**** Textauszug ****

Simon: Kommerzielle Anbieter wollen irgendwann Gewinn machen. Und der Weg, persönliche Daten und Aufmerksamkeit zu verkaufen, ist derzeit der gewinnträchtigste.
taz: Social-Media-Plattformen sind auch schlicht eine Einkommensquelle für manche Menschen, die über gesponserte Inhalte oder Werbelinks Geld verdienen. Die kommen um die kommerziellen Plattformen nicht herum.
Simon: Das stimmt, im Fediverse ist das nicht gerne gesehen. Hier gibt es sogar manchmal Kritik, wenn Autor:innen für ihre Bücher werben. Aber es gibt auch viele, die die Haltung vertreten, dass gegen eine ehrliche Form der Monetarisierung nichts einzuwenden ist, dass sie sogar notwendig ist, weil ja zum Beispiel nicht alle Server ehrenamtlich betrieben werden können.

**** Extrahierte Daten ****

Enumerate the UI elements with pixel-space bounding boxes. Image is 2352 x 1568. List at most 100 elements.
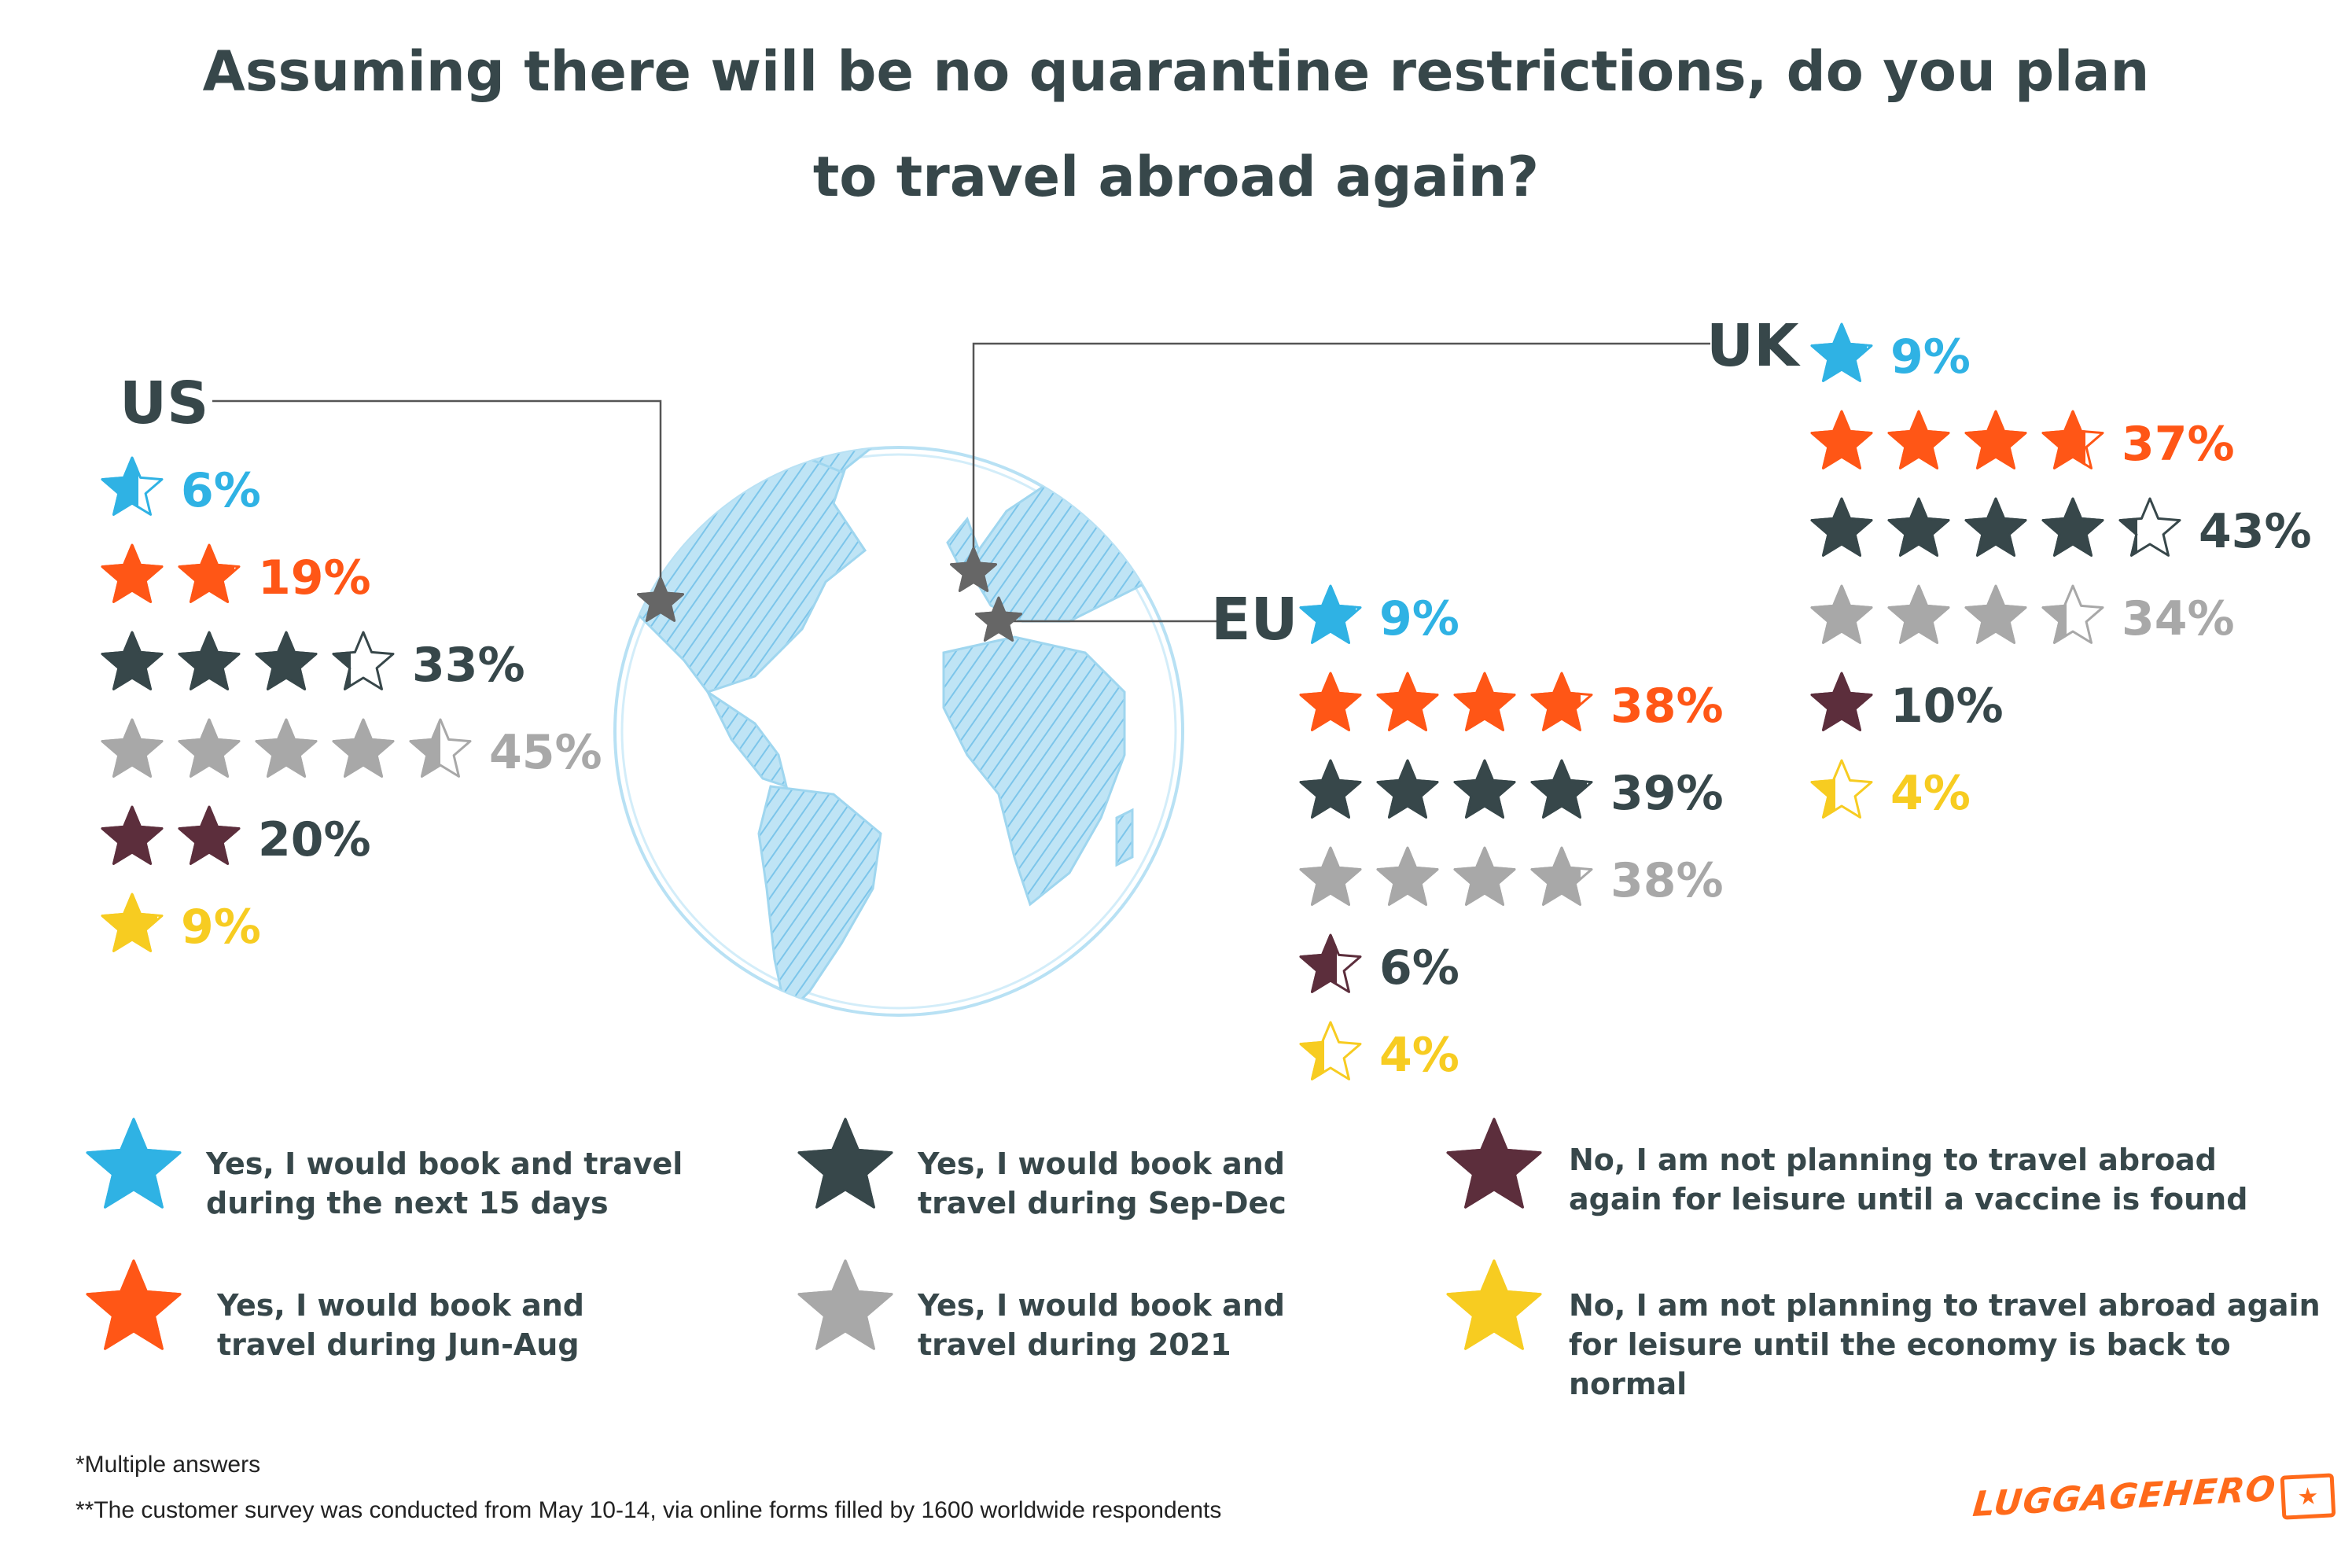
- star-mark: [1530, 759, 1593, 819]
- legend-label-line-1: Yes, I would book and travel: [206, 1147, 683, 1181]
- value-label: 9%: [181, 900, 261, 955]
- star-mark: [2041, 410, 2104, 469]
- row-us-vaccine: 20%: [101, 805, 371, 867]
- legend-label-line-2: during the next 15 days: [206, 1186, 609, 1220]
- value-label: 9%: [1890, 329, 1971, 385]
- row-uk-next15: 9%: [1810, 322, 1971, 385]
- value-label: 20%: [258, 812, 371, 867]
- row-eu-vaccine: 6%: [1299, 933, 1459, 996]
- legend-item-jun-aug: Yes, I would book and travel during Jun-…: [217, 1286, 584, 1364]
- region-label-uk: UK: [1706, 312, 1799, 380]
- star-mark: [1299, 933, 1362, 993]
- row-uk-y2021: 34%: [1810, 584, 2235, 646]
- chart-title-line-2: to travel abroad again?: [812, 145, 1540, 209]
- star-mark: [1299, 672, 1362, 731]
- legend-label-line-1: Yes, I would book and: [217, 1288, 584, 1323]
- star-mark: [1453, 759, 1516, 819]
- africa: [942, 635, 1126, 907]
- star-mark: [178, 718, 241, 778]
- value-label: 37%: [2122, 417, 2235, 472]
- footnote-survey: **The customer survey was conducted from…: [75, 1497, 1222, 1523]
- legend-item-sep-dec: Yes, I would book and travel during Sep-…: [918, 1144, 1286, 1223]
- south-america: [757, 785, 882, 1015]
- star-mark: [101, 543, 164, 603]
- star-mark: [1887, 584, 1950, 644]
- legend-label-line-1: No, I am not planning to travel abroad a…: [1569, 1288, 2321, 1323]
- chart-title-line-1: Assuming there will be no quarantine res…: [202, 39, 2150, 104]
- legend-label-line-1: Yes, I would book and: [918, 1288, 1285, 1323]
- star-mark: [1530, 672, 1593, 731]
- row-us-economy: 9%: [101, 893, 261, 955]
- star-mark: [1810, 322, 1873, 382]
- star-mark: [1810, 672, 1873, 731]
- legend-label-line-2: for leisure until the economy is back to…: [1569, 1327, 2231, 1401]
- value-label: 6%: [181, 463, 261, 518]
- value-label: 38%: [1610, 853, 1724, 908]
- value-label: 33%: [412, 638, 525, 693]
- star-mark: [101, 893, 164, 952]
- suitcase-star-icon: ★: [2280, 1473, 2336, 1520]
- value-label: 45%: [489, 725, 602, 780]
- star-mark: [255, 631, 318, 690]
- star-mark: [1530, 846, 1593, 906]
- region-eu: 9% 38% 39% 38% 6% 4%: [1299, 584, 1724, 1083]
- row-uk-economy: 4%: [1810, 759, 1971, 821]
- row-eu-economy: 4%: [1299, 1021, 1459, 1083]
- row-uk-junaug: 37%: [1810, 410, 2235, 472]
- logo-wordmark: LUGGAGEHERO: [1971, 1468, 2278, 1525]
- star-mark: [1299, 759, 1362, 819]
- value-label: 10%: [1890, 679, 2004, 734]
- star-mark: [101, 718, 164, 778]
- us-connector-line: [212, 399, 662, 605]
- star-mark: [101, 456, 164, 516]
- star-mark: [1299, 1021, 1362, 1080]
- connectors: [212, 342, 1710, 623]
- luggagehero-logo: LUGGAGEHERO ★: [1971, 1461, 2336, 1532]
- legend-label-line-2: travel during 2021: [918, 1327, 1231, 1362]
- star-mark: [1453, 672, 1516, 731]
- star-mark: [2041, 584, 2104, 644]
- region-us: 6% 19% 33% 45% 20% 9%: [101, 456, 602, 955]
- star-mark: [1453, 846, 1516, 906]
- legend-star-y2021-icon: [797, 1259, 893, 1350]
- star-mark: [1964, 410, 2027, 469]
- legend-item-vaccine: No, I am not planning to travel abroad a…: [1569, 1140, 2247, 1219]
- star-mark: [101, 631, 164, 690]
- star-mark: [178, 543, 241, 603]
- star-mark: [1810, 759, 1873, 819]
- legend-item-next-15-days: Yes, I would book and travel during the …: [206, 1144, 683, 1223]
- row-us-junaug: 19%: [101, 543, 371, 605]
- legend-label-line-1: Yes, I would book and: [918, 1147, 1285, 1181]
- star-mark: [1887, 410, 1950, 469]
- row-us-y2021: 45%: [101, 718, 602, 780]
- uk-marker-icon: [950, 547, 997, 592]
- star-mark: [409, 718, 472, 778]
- legend-star-next15-icon: [86, 1117, 182, 1209]
- central-america: [705, 688, 789, 789]
- star-mark: [2118, 497, 2181, 557]
- madagascar: [1115, 808, 1134, 867]
- globe-illustration: [613, 446, 1184, 1017]
- region-uk: 9% 37% 43% 34% 10% 4%: [1810, 322, 2312, 821]
- legend-star-vaccine-icon: [1446, 1117, 1542, 1209]
- value-label: 43%: [2199, 504, 2312, 559]
- value-label: 9%: [1379, 591, 1459, 646]
- star-mark: [178, 805, 241, 865]
- region-label-us: US: [120, 370, 209, 437]
- star-mark: [1810, 410, 1873, 469]
- star-mark: [332, 718, 395, 778]
- star-mark: [255, 718, 318, 778]
- star-mark: [1810, 497, 1873, 557]
- value-label: 6%: [1379, 940, 1459, 996]
- legend-label-line-2: again for leisure until a vaccine is fou…: [1569, 1182, 2248, 1216]
- star-mark: [1376, 759, 1439, 819]
- value-label: 38%: [1610, 679, 1724, 734]
- star-mark: [1887, 497, 1950, 557]
- region-rows: 6% 19% 33% 45% 20% 9% 9% 38% 39% 38% 6% 4% 9% 37% 43% 3…: [101, 322, 2312, 1083]
- footnote-multiple-answers: *Multiple answers: [75, 1452, 261, 1478]
- region-label-eu: EU: [1211, 586, 1298, 653]
- us-marker-icon: [637, 576, 684, 622]
- row-us-sepdec: 33%: [101, 631, 525, 693]
- row-eu-next15: 9%: [1299, 584, 1459, 646]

****

§ **Aufgaben**:
[A] Schreiben Sie aus dem Interview über das Fediverse den Abschnitt ab, der mit „taz: Social-Media-Plattformen sind“ anfängt und bis „betrieben werden können.“ reicht.
[B] Setzen Sie das Interview über das Fediverse im Anschluss an seinen letzten Satz fort.

§ **Lösungen**:
[A]
taz: Social-Media-Plattformen sind auch schlicht eine Einkommensquelle für manche Menschen, die über gesponserte Inhalte oder Werbelinks Geld verdienen. Die kommen um die kommerziellen Plattformen nicht herum.
Simon: Das stimmt, im Fediverse ist das nicht gerne gesehen. Hier gibt es sogar manchmal Kritik, wenn Autor:innen für ihre Bücher werben. Aber es gibt auch viele, die die Haltung vertreten, dass gegen eine ehrliche Form der Monetarisierung nichts einzuwenden ist, dass sie sogar notwendig ist, weil ja zum Beispiel nicht alle Server ehrenamtlich betrieben werden können.

[B]
taz: Auf den großen kommerziellen Plattformen werben Influencer:innen für Produkte von Unternehmen.
Simon:Hinter diesem ganzen System von Influencer:innen steckt ja wieder die Frage: Wie schaffe ich mit meinem Inhalt möglichst viel Reichweite, damit ich möglichst viel Geld verdiene? Damit entstehen wieder in der Tendenz polarisierende Inhalte. Das System der Influencer:innen ist damit Teil des Problems.